● WHAT TO PRODUCE: Write the data below out exactly as it stands. Do not include the pictures.
○ ○ ○ ○ ○
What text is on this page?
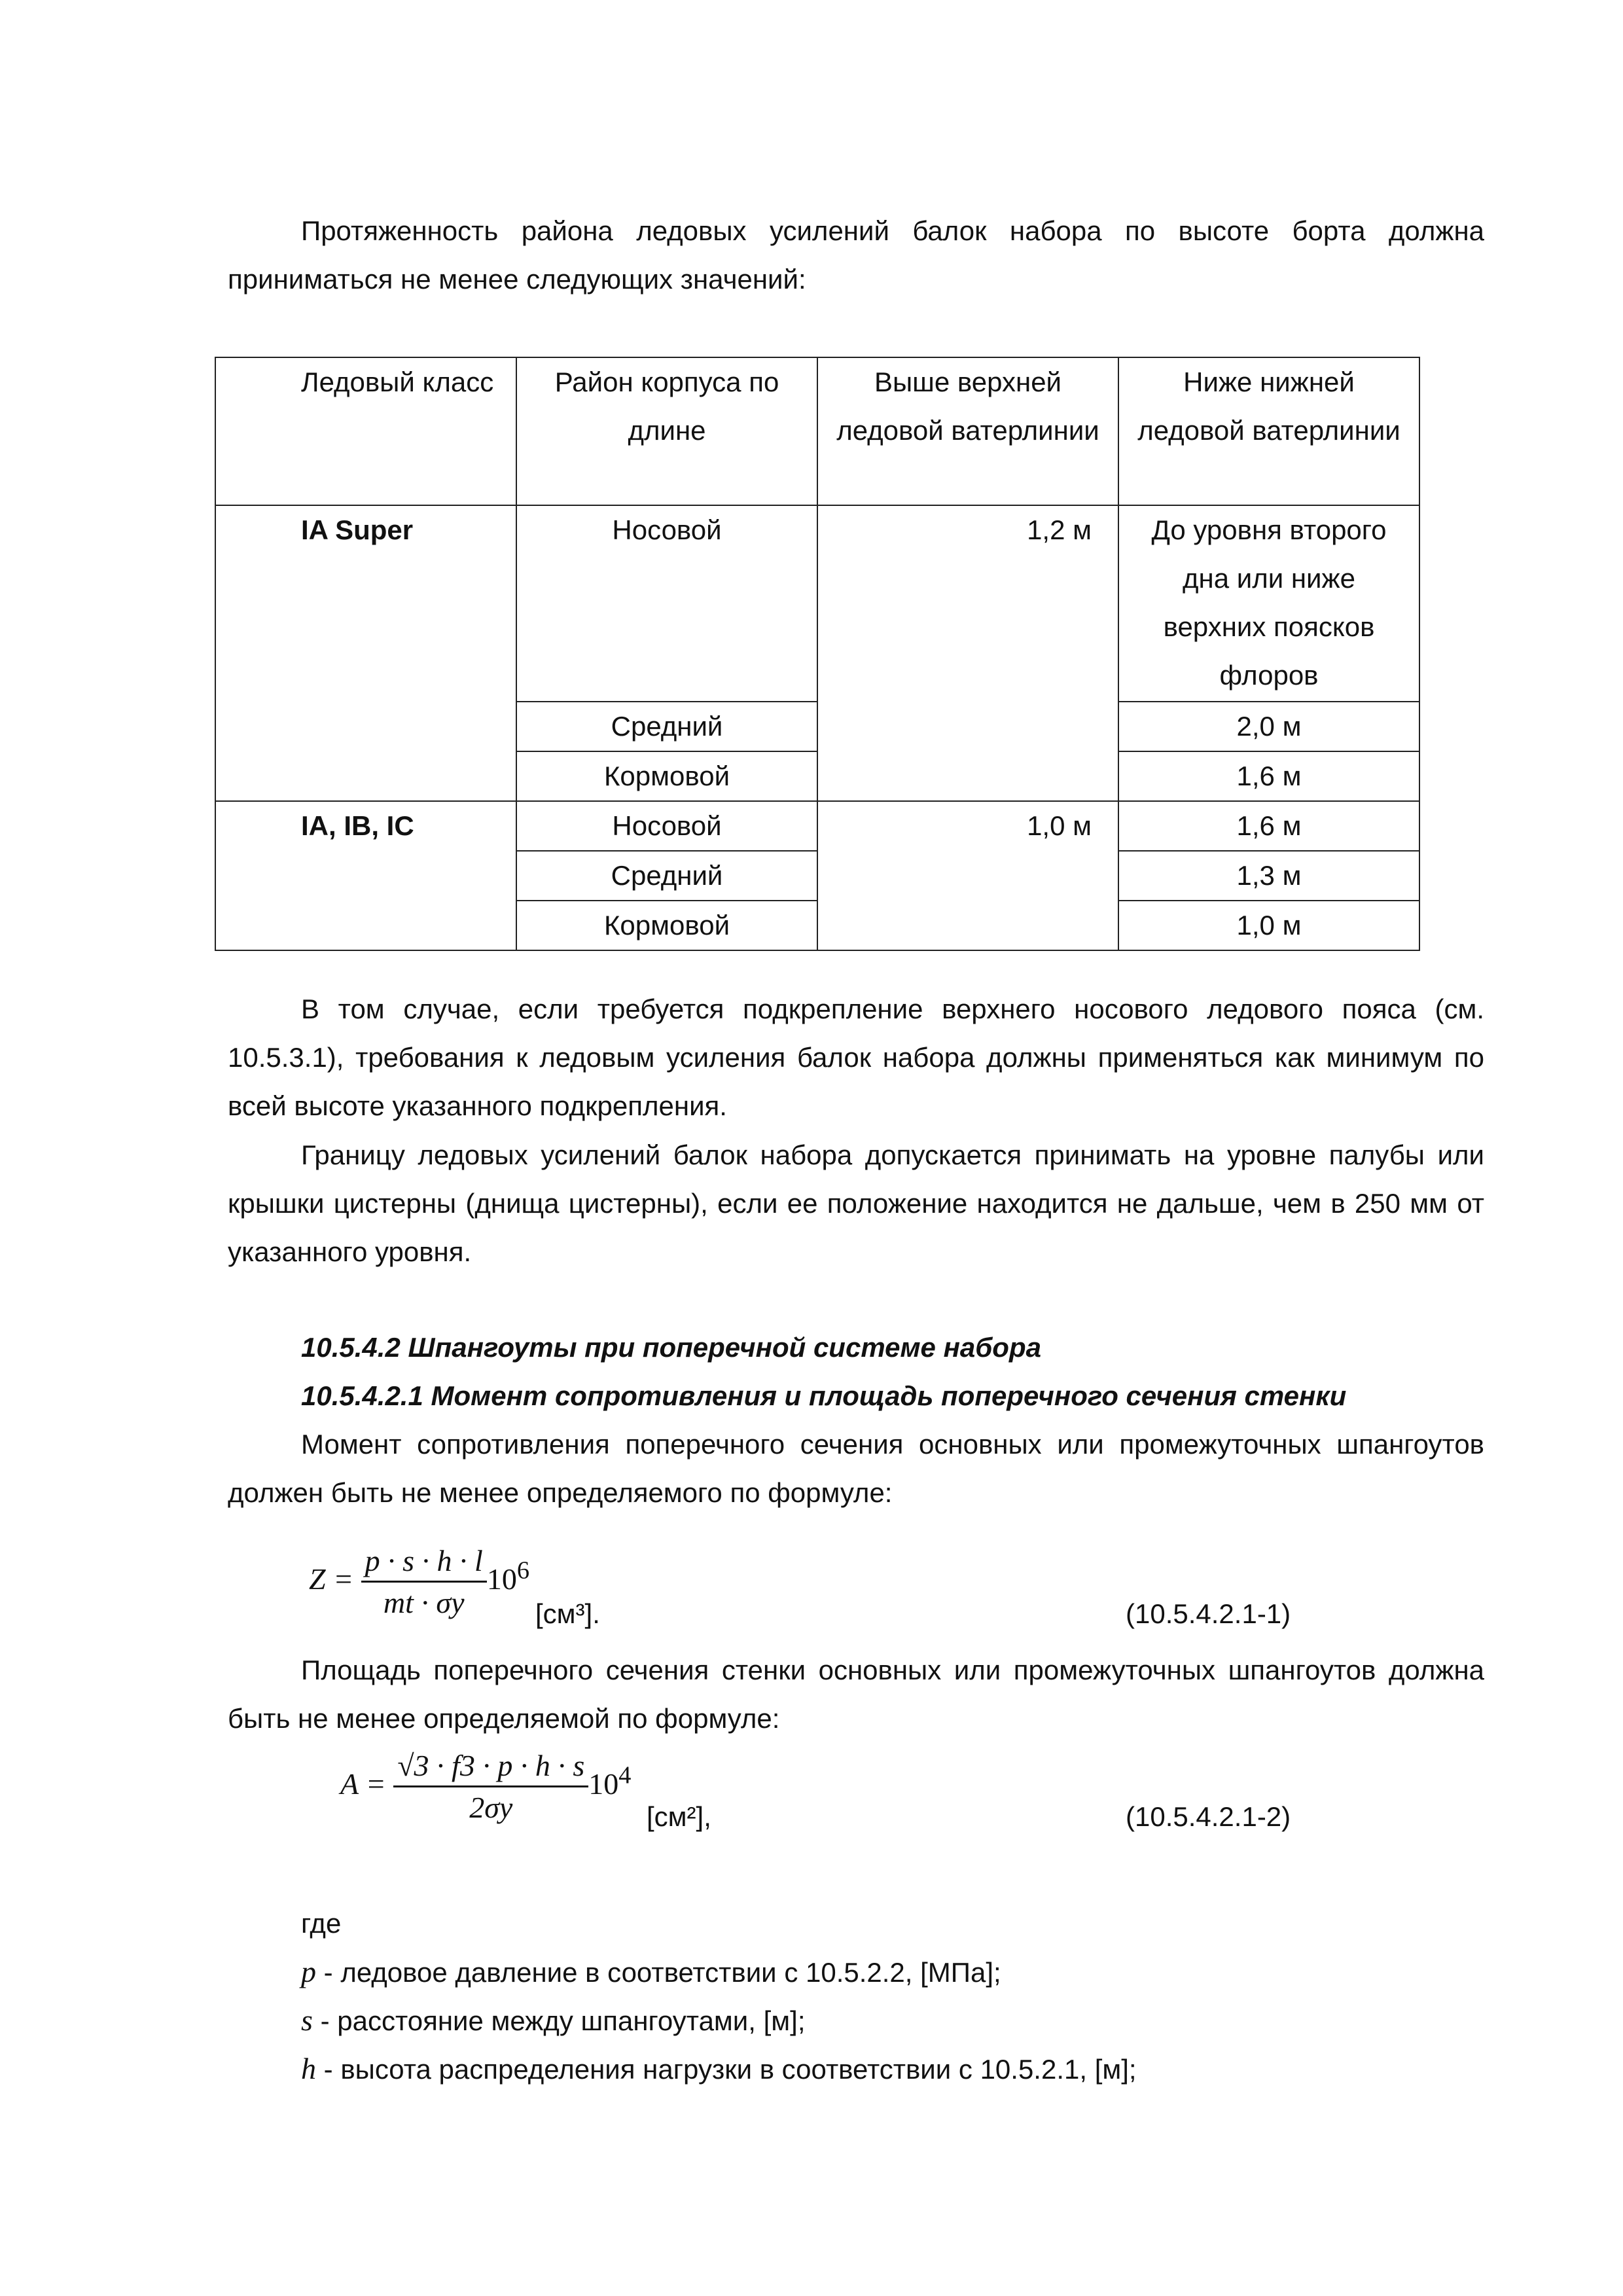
Протяженность района ледовых усилений балок набора по высоте борта должна приниматься не менее следующих значений:

Ледовый класс	Район корпуса по длине	Выше верхней ледовой ватерлинии	Ниже нижней ледовой ватерлинии
IA Super	Носовой	1,2 м	До уровня второго дна или ниже верхних поясков флоров
	Средний		2,0 м
	Кормовой		1,6 м
IA, IB, IC	Носовой	1,0 м	1,6 м
	Средний		1,3 м
	Кормовой		1,0 м

В том случае, если требуется подкрепление верхнего носового ледового пояса (см. 10.5.3.1), требования к ледовым усиления балок набора должны применяться как минимум по всей высоте указанного подкрепления.

Границу ледовых усилений балок набора допускается принимать на уровне палубы или крышки цистерны (днища цистерны), если ее положение находится не дальше, чем в 250 мм от указанного уровня.

10.5.4.2 Шпангоуты при поперечной системе набора

10.5.4.2.1 Момент сопротивления и площадь поперечного сечения стенки

Момент сопротивления поперечного сечения основных или промежуточных шпангоутов должен быть не менее определяемого по формуле:

$Z = \frac{p \cdot s \cdot h \cdot l}{mt \cdot \sigma y} 10^6$
[см³].	(10.5.4.2.1-1)

Площадь поперечного сечения стенки основных или промежуточных шпангоутов должна быть не менее определяемой по формуле:

$A = \frac{√3 \cdot f3 \cdot p \cdot h \cdot s}{2\sigma y} 10^4$
[см²],	(10.5.4.2.1-2)
где
p - ледовое давление в соответствии с 10.5.2.2, [МПа];
s - расстояние между шпангоутами, [м];
h - высота распределения нагрузки в соответствии с 10.5.2.1, [м];
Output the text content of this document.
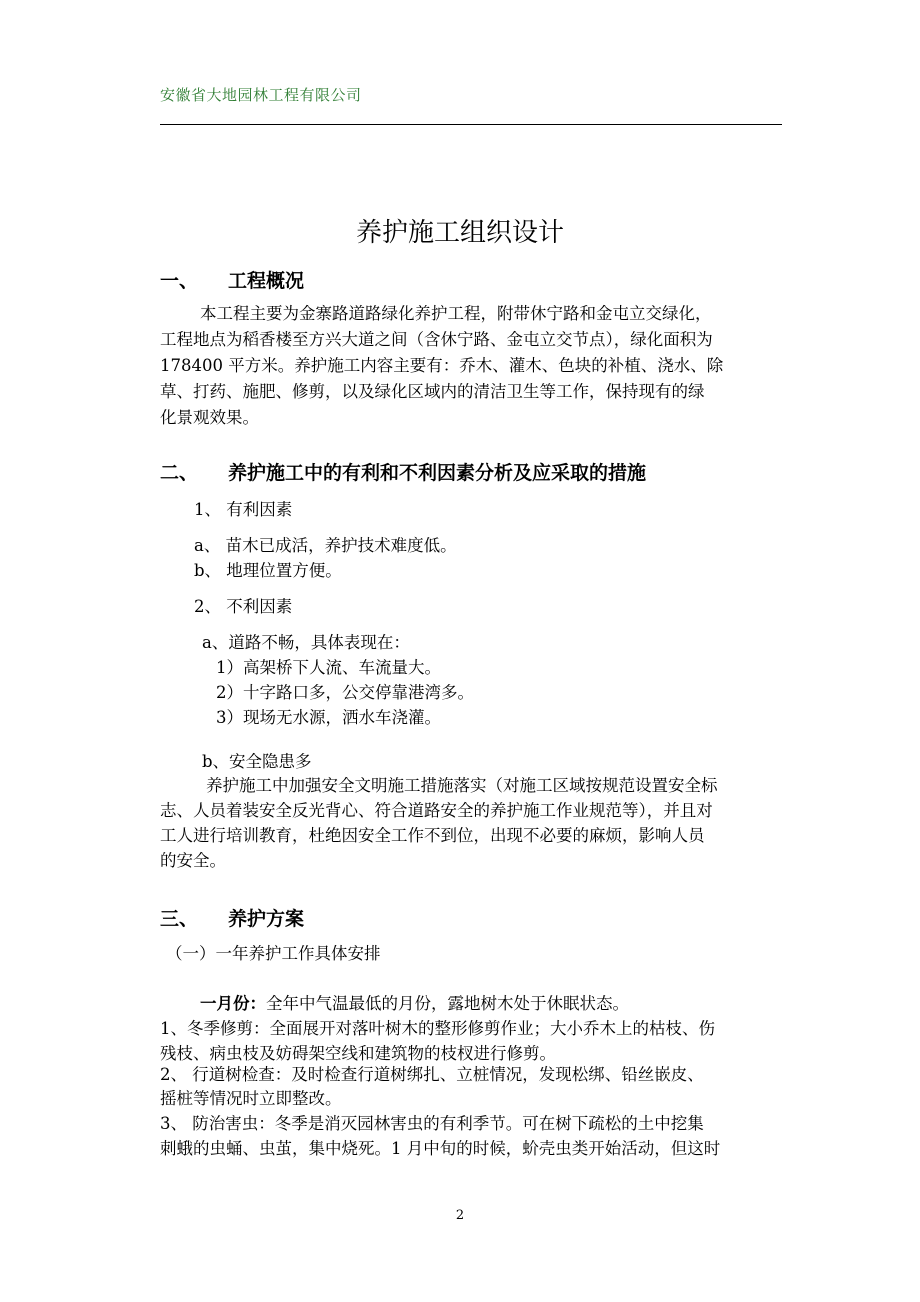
安徽省大地园林工程有限公司
养护施工组织设计
一、 工程概况
本工程主要为金寨路道路绿化养护工程，附带休宁路和金屯立交绿化，
工程地点为稻香楼至方兴大道之间（含休宁路、金屯立交节点），绿化面积为
178400 平方米。养护施工内容主要有：乔木、灌木、色块的补植、浇水、除
草、打药、施肥、修剪，以及绿化区域内的清洁卫生等工作，保持现有的绿
化景观效果。
二、 养护施工中的有利和不利因素分析及应采取的措施
1、 有利因素
a、 苗木已成活，养护技术难度低。
b、 地理位置方便。
2、 不利因素
a、道路不畅，具体表现在：
1）高架桥下人流、车流量大。
2）十字路口多，公交停靠港湾多。
3）现场无水源，洒水车浇灌。
b、安全隐患多
养护施工中加强安全文明施工措施落实（对施工区域按规范设置安全标
志、人员着装安全反光背心、符合道路安全的养护施工作业规范等），并且对
工人进行培训教育，杜绝因安全工作不到位，出现不必要的麻烦，影响人员
的安全。
三、 养护方案
（一）一年养护工作具体安排
一月份：全年中气温最低的月份，露地树木处于休眠状态。
1、冬季修剪：全面展开对落叶树木的整形修剪作业；大小乔木上的枯枝、伤
残枝、病虫枝及妨碍架空线和建筑物的枝杈进行修剪。
2、 行道树检查：及时检查行道树绑扎、立桩情况，发现松绑、铅丝嵌皮、
摇桩等情况时立即整改。
3、 防治害虫：冬季是消灭园林害虫的有利季节。可在树下疏松的土中挖集
刺蛾的虫蛹、虫茧，集中烧死。1 月中旬的时候，蚧壳虫类开始活动，但这时
2
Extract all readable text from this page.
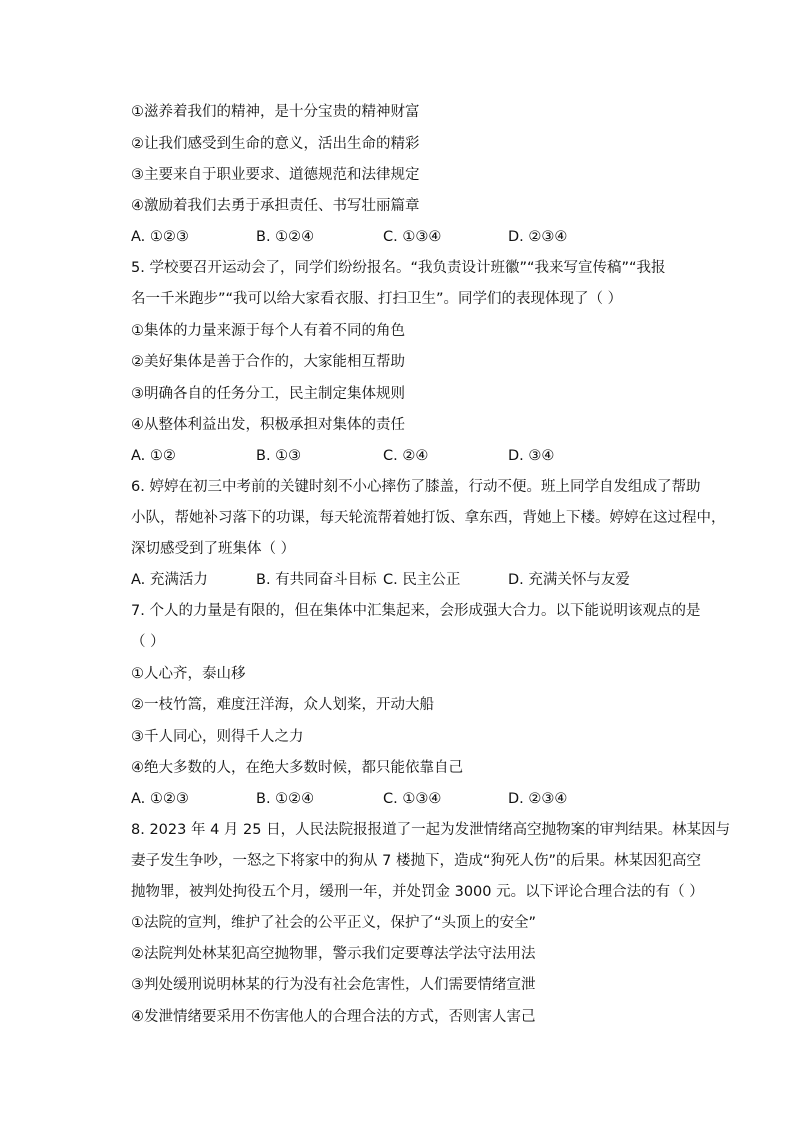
①滋养着我们的精神，是十分宝贵的精神财富
②让我们感受到生命的意义，活出生命的精彩
③主要来自于职业要求、道德规范和法律规定
④激励着我们去勇于承担责任、书写壮丽篇章
A. ①②③	B. ①②④	C. ①③④	D. ②③④
5. 学校要召开运动会了，同学们纷纷报名。“我负责设计班徽”“我来写宣传稿”“我报
名一千米跑步”“我可以给大家看衣服、打扫卫生”。同学们的表现体现了（ ）
①集体的力量来源于每个人有着不同的角色
②美好集体是善于合作的，大家能相互帮助
③明确各自的任务分工，民主制定集体规则
④从整体利益出发，积极承担对集体的责任
A. ①②	B. ①③	C. ②④	D. ③④
6. 婷婷在初三中考前的关键时刻不小心摔伤了膝盖，行动不便。班上同学自发组成了帮助
小队，帮她补习落下的功课，每天轮流帮着她打饭、拿东西，背她上下楼。婷婷在这过程中，
深切感受到了班集体（ ）
A. 充满活力	B. 有共同奋斗目标 C. 民主公正	D. 充满关怀与友爱
7. 个人的力量是有限的，但在集体中汇集起来，会形成强大合力。以下能说明该观点的是
（ ）
①人心齐，泰山移
②一枝竹篙，难度汪洋海，众人划桨，开动大船
③千人同心，则得千人之力
④绝大多数的人，在绝大多数时候，都只能依靠自己
A. ①②③	B. ①②④	C. ①③④	D. ②③④
8. 2023 年 4 月 25 日，人民法院报报道了一起为发泄情绪高空抛物案的审判结果。林某因与
妻子发生争吵，一怒之下将家中的狗从 7 楼抛下，造成“狗死人伤”的后果。林某因犯高空
抛物罪，被判处拘役五个月，缓刑一年，并处罚金 3000 元。以下评论合理合法的有（ ）
①法院的宣判，维护了社会的公平正义，保护了“头顶上的安全”
②法院判处林某犯高空抛物罪，警示我们定要尊法学法守法用法
③判处缓刑说明林某的行为没有社会危害性，人们需要情绪宣泄
④发泄情绪要采用不伤害他人的合理合法的方式，否则害人害己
○ ○ ○ ○ ○
● CORRECT RESULT:
What text is on this page?
Протяженность района ледовых усилений балок набора по высоте борта должна приниматься не менее следующих значений:

Ледовый класс	Район корпуса по длине	Выше верхней ледовой ватерлинии	Ниже нижней ледовой ватерлинии
IA Super	Носовой	1,2 м	До уровня второго дна или ниже верхних поясков флоров
	Средний		2,0 м
	Кормовой		1,6 м
IA, IB, IC	Носовой	1,0 м	1,6 м
	Средний		1,3 м
	Кормовой		1,0 м

В том случае, если требуется подкрепление верхнего носового ледового пояса (см. 10.5.3.1), требования к ледовым усиления балок набора должны применяться как минимум по всей высоте указанного подкрепления.

Границу ледовых усилений балок набора допускается принимать на уровне палубы или крышки цистерны (днища цистерны), если ее положение находится не дальше, чем в 250 мм от указанного уровня.

10.5.4.2 Шпангоуты при поперечной системе набора

10.5.4.2.1 Момент сопротивления и площадь поперечного сечения стенки

Момент сопротивления поперечного сечения основных или промежуточных шпангоутов должен быть не менее определяемого по формуле:

$Z = \frac{p \cdot s \cdot h \cdot l}{mt \cdot \sigma y} 10^6$
[см³].	(10.5.4.2.1-1)

Площадь поперечного сечения стенки основных или промежуточных шпангоутов должна быть не менее определяемой по формуле:

$A = \frac{√3 \cdot f3 \cdot p \cdot h \cdot s}{2\sigma y} 10^4$
[см²],	(10.5.4.2.1-2)
где
p - ледовое давление в соответствии с 10.5.2.2, [МПа];
s - расстояние между шпангоутами, [м];
h - высота распределения нагрузки в соответствии с 10.5.2.1, [м];
Output the text content of this document.
安徽省大地园林工程有限公司
养护施工组织设计
一、 工程概况
本工程主要为金寨路道路绿化养护工程，附带休宁路和金屯立交绿化，
工程地点为稻香楼至方兴大道之间（含休宁路、金屯立交节点），绿化面积为
178400 平方米。养护施工内容主要有：乔木、灌木、色块的补植、浇水、除
草、打药、施肥、修剪，以及绿化区域内的清洁卫生等工作，保持现有的绿
化景观效果。
二、 养护施工中的有利和不利因素分析及应采取的措施
1、 有利因素
a、 苗木已成活，养护技术难度低。
b、 地理位置方便。
2、 不利因素
a、道路不畅，具体表现在：
1）高架桥下人流、车流量大。
2）十字路口多，公交停靠港湾多。
3）现场无水源，洒水车浇灌。
b、安全隐患多
养护施工中加强安全文明施工措施落实（对施工区域按规范设置安全标
志、人员着装安全反光背心、符合道路安全的养护施工作业规范等），并且对
工人进行培训教育，杜绝因安全工作不到位，出现不必要的麻烦，影响人员
的安全。
三、 养护方案
（一）一年养护工作具体安排
一月份：全年中气温最低的月份，露地树木处于休眠状态。
1、冬季修剪：全面展开对落叶树木的整形修剪作业；大小乔木上的枯枝、伤
残枝、病虫枝及妨碍架空线和建筑物的枝杈进行修剪。
2、 行道树检查：及时检查行道树绑扎、立桩情况，发现松绑、铅丝嵌皮、
摇桩等情况时立即整改。
3、 防治害虫：冬季是消灭园林害虫的有利季节。可在树下疏松的土中挖集
刺蛾的虫蛹、虫茧，集中烧死。1 月中旬的时候，蚧壳虫类开始活动，但这时
2
Extract all readable text from this page.
①滋养着我们的精神，是十分宝贵的精神财富
②让我们感受到生命的意义，活出生命的精彩
③主要来自于职业要求、道德规范和法律规定
④激励着我们去勇于承担责任、书写壮丽篇章
A. ①②③	B. ①②④	C. ①③④	D. ②③④
5. 学校要召开运动会了，同学们纷纷报名。“我负责设计班徽”“我来写宣传稿”“我报
名一千米跑步”“我可以给大家看衣服、打扫卫生”。同学们的表现体现了（ ）
①集体的力量来源于每个人有着不同的角色
②美好集体是善于合作的，大家能相互帮助
③明确各自的任务分工，民主制定集体规则
④从整体利益出发，积极承担对集体的责任
A. ①②	B. ①③	C. ②④	D. ③④
6. 婷婷在初三中考前的关键时刻不小心摔伤了膝盖，行动不便。班上同学自发组成了帮助
小队，帮她补习落下的功课，每天轮流帮着她打饭、拿东西，背她上下楼。婷婷在这过程中，
深切感受到了班集体（ ）
A. 充满活力	B. 有共同奋斗目标 C. 民主公正	D. 充满关怀与友爱
7. 个人的力量是有限的，但在集体中汇集起来，会形成强大合力。以下能说明该观点的是
（ ）
①人心齐，泰山移
②一枝竹篙，难度汪洋海，众人划桨，开动大船
③千人同心，则得千人之力
④绝大多数的人，在绝大多数时候，都只能依靠自己
A. ①②③	B. ①②④	C. ①③④	D. ②③④
8. 2023 年 4 月 25 日，人民法院报报道了一起为发泄情绪高空抛物案的审判结果。林某因与
妻子发生争吵，一怒之下将家中的狗从 7 楼抛下，造成“狗死人伤”的后果。林某因犯高空
抛物罪，被判处拘役五个月，缓刑一年，并处罚金 3000 元。以下评论合理合法的有（ ）
①法院的宣判，维护了社会的公平正义，保护了“头顶上的安全”
②法院判处林某犯高空抛物罪，警示我们定要尊法学法守法用法
③判处缓刑说明林某的行为没有社会危害性，人们需要情绪宣泄
④发泄情绪要采用不伤害他人的合理合法的方式，否则害人害己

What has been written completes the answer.